## Exercise description:
Transcribe the full listing exactly, and drop every picture.

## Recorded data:

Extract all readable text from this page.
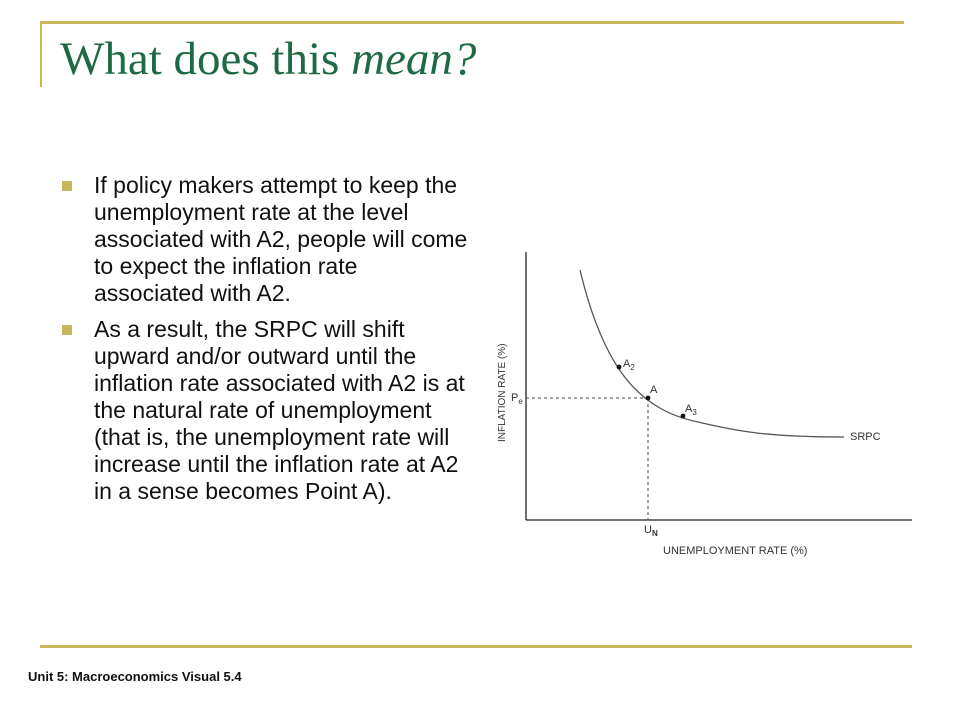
What does this mean?
If policy makers attempt to keep the unemployment rate at the level associated with A2, people will come to expect the inflation rate associated with A2.
As a result, the SRPC will shift upward and/or outward until the inflation rate associated with A2 is at the natural rate of unemployment (that is, the unemployment rate will increase until the inflation rate at A2 in a sense becomes Point A).
$A_2$
A
$A_3$
$P_e$
$U_N$
SRPC
UNEMPLOYMENT RATE (%)
INFLATION RATE (%)
Unit 5: Macroeconomics Visual 5.4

## Complete output:
Extract all readable text from this page.
What does this mean?
If policy makers attempt to keep the unemployment rate at the level associated with A2, people will come to expect the inflation rate associated with A2.
As a result, the SRPC will shift upward and/or outward until the inflation rate associated with A2 is at the natural rate of unemployment (that is, the unemployment rate will increase until the inflation rate at A2 in a sense becomes Point A).
$A_2$
A
$A_3$
$P_e$
$U_N$
SRPC
UNEMPLOYMENT RATE (%)
INFLATION RATE (%)
Unit 5: Macroeconomics Visual 5.4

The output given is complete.